__What you will do__
Skip the images and copy each record exactly as written.

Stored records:
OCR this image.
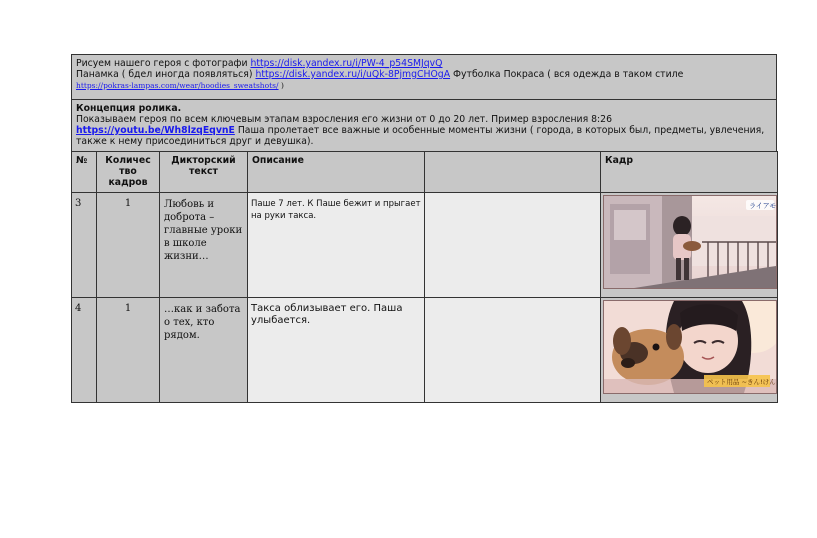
Рисуем нашего героя с фотографи https://disk.yandex.ru/i/PW-4_p54SMJqvQ
Панамка ( бдел иногда появляться) https://disk.yandex.ru/i/uQk-8PjmgCHOgA Футболка Покраса ( вся одежда в таком стиле
https://pokras-lampas.com/wear/hoodies_sweatshots/ )

Концепция ролика.
Показываем героя по всем ключевым этапам взросления его жизни от 0 до 20 лет. Пример взросления 8:26
https://youtu.be/Wh8lzqEqvnE Паша пролетает все важные и особенные моменты жизни ( города, в которых был, предметы, увлечения, также к нему присоединиться друг и девушка).
№	Количес тво кадров	Дикторский текст	Описание		Кадр
3	1	Любовь и доброта – главные уроки в школе жизни…	Паше 7 лет. К Паше бежит и прыгает на руки такса.		ライアモ

4	1	…как и забота о тех, кто рядом.	Такса облизывает его. Паша улыбается.		ペット用品 ~きん!けん
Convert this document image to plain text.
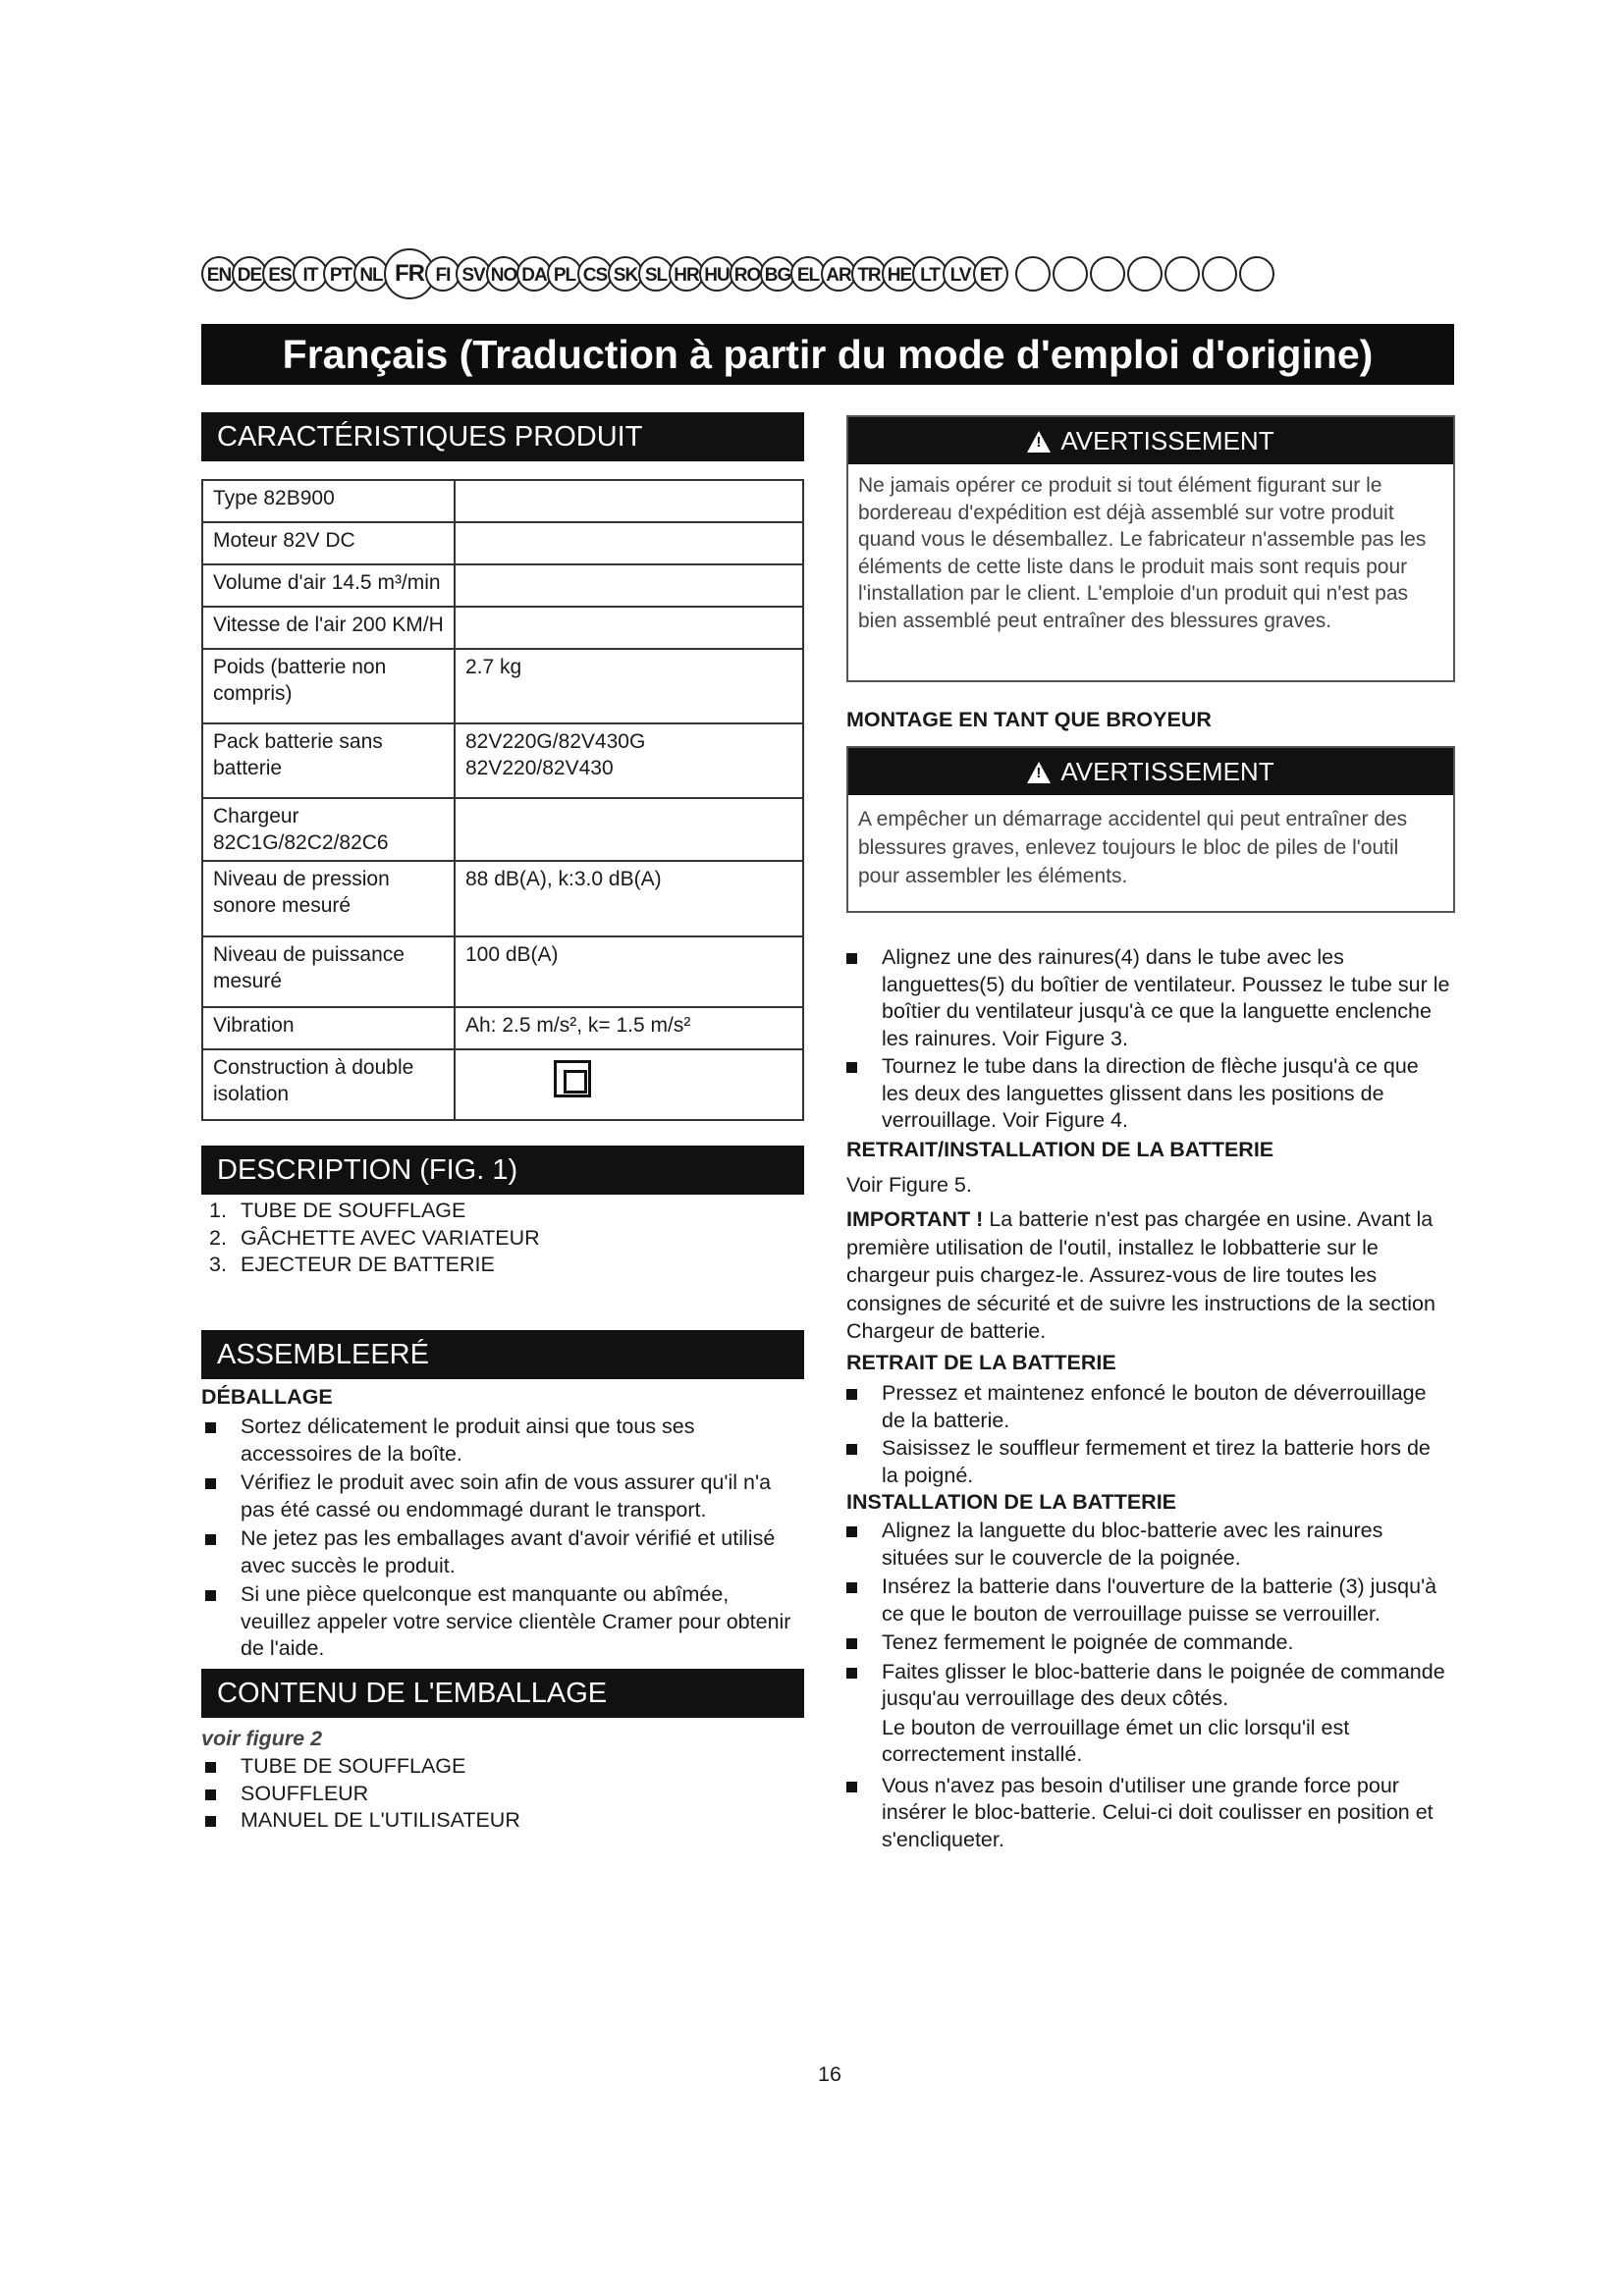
EN DE ES IT PT NL FR FI SV NO DA PL CS SK SL HR HU RO BG EL AR TR HE LT LV ET
Français (Traduction à partir du mode d'emploi d'origine)
CARACTÉRISTIQUES PRODUIT
Type 82B900	
Moteur 82V DC	
Volume d'air 14.5 m³/min	
Vitesse de l'air 200 KM/H	
Poids (batterie non compris)	2.7 kg
Pack batterie sans batterie	82V220G/82V430G 82V220/82V430
Chargeur 82C1G/82C2/82C6	
Niveau de pression sonore mesuré	88 dB(A), k:3.0 dB(A)
Niveau de puissance mesuré	100 dB(A)
Vibration	Ah: 2.5 m/s², k= 1.5 m/s²
Construction à double isolation	
DESCRIPTION (FIG. 1)
1. TUBE DE SOUFFLAGE
2. GÂCHETTE AVEC VARIATEUR
3. EJECTEUR DE BATTERIE
ASSEMBLEERÉ
DÉBALLAGE
Sortez délicatement le produit ainsi que tous ses accessoires de la boîte.
Vérifiez le produit avec soin afin de vous assurer qu'il n'a pas été cassé ou endommagé durant le transport.
Ne jetez pas les emballages avant d'avoir vérifié et utilisé avec succès le produit.
Si une pièce quelconque est manquante ou abîmée, veuillez appeler votre service clientèle Cramer pour obtenir de l'aide.
CONTENU DE L'EMBALLAGE
voir figure 2
TUBE DE SOUFFLAGE
SOUFFLEUR
MANUEL DE L'UTILISATEUR
!AVERTISSEMENT
Ne jamais opérer ce produit si tout élément figurant sur le bordereau d'expédition est déjà assemblé sur votre produit quand vous le désemballez. Le fabricateur n'assemble pas les éléments de cette liste dans le produit mais sont requis pour l'installation par le client. L'emploie d'un produit qui n'est pas bien assemblé peut entraîner des blessures graves.
MONTAGE EN TANT QUE BROYEUR
!AVERTISSEMENT
A empêcher un démarrage accidentel qui peut entraîner des blessures graves, enlevez toujours le bloc de piles de l'outil pour assembler les éléments.
Alignez une des rainures(4) dans le tube avec les languettes(5) du boîtier de ventilateur. Poussez le tube sur le boîtier du ventilateur jusqu'à ce que la languette enclenche les rainures. Voir Figure 3.
Tournez le tube dans la direction de flèche jusqu'à ce que les deux des languettes glissent dans les positions de verrouillage. Voir Figure 4.
RETRAIT/INSTALLATION DE LA BATTERIE
Voir Figure 5.
IMPORTANT ! La batterie n'est pas chargée en usine. Avant la première utilisation de l'outil, installez le lobbatterie sur le chargeur puis chargez-le. Assurez-vous de lire toutes les consignes de sécurité et de suivre les instructions de la section Chargeur de batterie.
RETRAIT DE LA BATTERIE
Pressez et maintenez enfoncé le bouton de déverrouillage de la batterie.
Saisissez le souffleur fermement et tirez la batterie hors de la poigné.
INSTALLATION DE LA BATTERIE
Alignez la languette du bloc-batterie avec les rainures situées sur le couvercle de la poignée.
Insérez la batterie dans l'ouverture de la batterie (3) jusqu'à ce que le bouton de verrouillage puisse se verrouiller.
Tenez fermement le poignée de commande.
Faites glisser le bloc-batterie dans le poignée de commande jusqu'au verrouillage des deux côtés.
Le bouton de verrouillage émet un clic lorsqu'il est correctement installé.
Vous n'avez pas besoin d'utiliser une grande force pour insérer le bloc-batterie. Celui-ci doit coulisser en position et s'encliqueter.
16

__The response__
OCR this image.
Рисуем нашего героя с фотографи https://disk.yandex.ru/i/PW-4_p54SMJqvQ
Панамка ( бдел иногда появляться) https://disk.yandex.ru/i/uQk-8PjmgCHOgA Футболка Покраса ( вся одежда в таком стиле
https://pokras-lampas.com/wear/hoodies_sweatshots/ )

Концепция ролика.
Показываем героя по всем ключевым этапам взросления его жизни от 0 до 20 лет. Пример взросления 8:26
https://youtu.be/Wh8lzqEqvnE Паша пролетает все важные и особенные моменты жизни ( города, в которых был, предметы, увлечения, также к нему присоединиться друг и девушка).
№	Количес тво кадров	Дикторский текст	Описание		Кадр
3	1	Любовь и доброта – главные уроки в школе жизни…	Паше 7 лет. К Паше бежит и прыгает на руки такса.		ライアモ

4	1	…как и забота о тех, кто рядом.	Такса облизывает его. Паша улыбается.		ペット用品 ~きん!けん
Convert this document image to plain text.
EN DE ES IT PT NL FR FI SV NO DA PL CS SK SL HR HU RO BG EL AR TR HE LT LV ET
Français (Traduction à partir du mode d'emploi d'origine)
CARACTÉRISTIQUES PRODUIT
Type 82B900	
Moteur 82V DC	
Volume d'air 14.5 m³/min	
Vitesse de l'air 200 KM/H	
Poids (batterie non compris)	2.7 kg
Pack batterie sans batterie	82V220G/82V430G 82V220/82V430
Chargeur 82C1G/82C2/82C6	
Niveau de pression sonore mesuré	88 dB(A), k:3.0 dB(A)
Niveau de puissance mesuré	100 dB(A)
Vibration	Ah: 2.5 m/s², k= 1.5 m/s²
Construction à double isolation	
DESCRIPTION (FIG. 1)
1. TUBE DE SOUFFLAGE
2. GÂCHETTE AVEC VARIATEUR
3. EJECTEUR DE BATTERIE
ASSEMBLEERÉ
DÉBALLAGE
Sortez délicatement le produit ainsi que tous ses accessoires de la boîte.
Vérifiez le produit avec soin afin de vous assurer qu'il n'a pas été cassé ou endommagé durant le transport.
Ne jetez pas les emballages avant d'avoir vérifié et utilisé avec succès le produit.
Si une pièce quelconque est manquante ou abîmée, veuillez appeler votre service clientèle Cramer pour obtenir de l'aide.
CONTENU DE L'EMBALLAGE
voir figure 2
TUBE DE SOUFFLAGE
SOUFFLEUR
MANUEL DE L'UTILISATEUR
!AVERTISSEMENT
Ne jamais opérer ce produit si tout élément figurant sur le bordereau d'expédition est déjà assemblé sur votre produit quand vous le désemballez. Le fabricateur n'assemble pas les éléments de cette liste dans le produit mais sont requis pour l'installation par le client. L'emploie d'un produit qui n'est pas bien assemblé peut entraîner des blessures graves.
MONTAGE EN TANT QUE BROYEUR
!AVERTISSEMENT
A empêcher un démarrage accidentel qui peut entraîner des blessures graves, enlevez toujours le bloc de piles de l'outil pour assembler les éléments.
Alignez une des rainures(4) dans le tube avec les languettes(5) du boîtier de ventilateur. Poussez le tube sur le boîtier du ventilateur jusqu'à ce que la languette enclenche les rainures. Voir Figure 3.
Tournez le tube dans la direction de flèche jusqu'à ce que les deux des languettes glissent dans les positions de verrouillage. Voir Figure 4.
RETRAIT/INSTALLATION DE LA BATTERIE
Voir Figure 5.
IMPORTANT ! La batterie n'est pas chargée en usine. Avant la première utilisation de l'outil, installez le lobbatterie sur le chargeur puis chargez-le. Assurez-vous de lire toutes les consignes de sécurité et de suivre les instructions de la section Chargeur de batterie.
RETRAIT DE LA BATTERIE
Pressez et maintenez enfoncé le bouton de déverrouillage de la batterie.
Saisissez le souffleur fermement et tirez la batterie hors de la poigné.
INSTALLATION DE LA BATTERIE
Alignez la languette du bloc-batterie avec les rainures situées sur le couvercle de la poignée.
Insérez la batterie dans l'ouverture de la batterie (3) jusqu'à ce que le bouton de verrouillage puisse se verrouiller.
Tenez fermement le poignée de commande.
Faites glisser le bloc-batterie dans le poignée de commande jusqu'au verrouillage des deux côtés.
Le bouton de verrouillage émet un clic lorsqu'il est correctement installé.
Vous n'avez pas besoin d'utiliser une grande force pour insérer le bloc-batterie. Celui-ci doit coulisser en position et s'encliqueter.
16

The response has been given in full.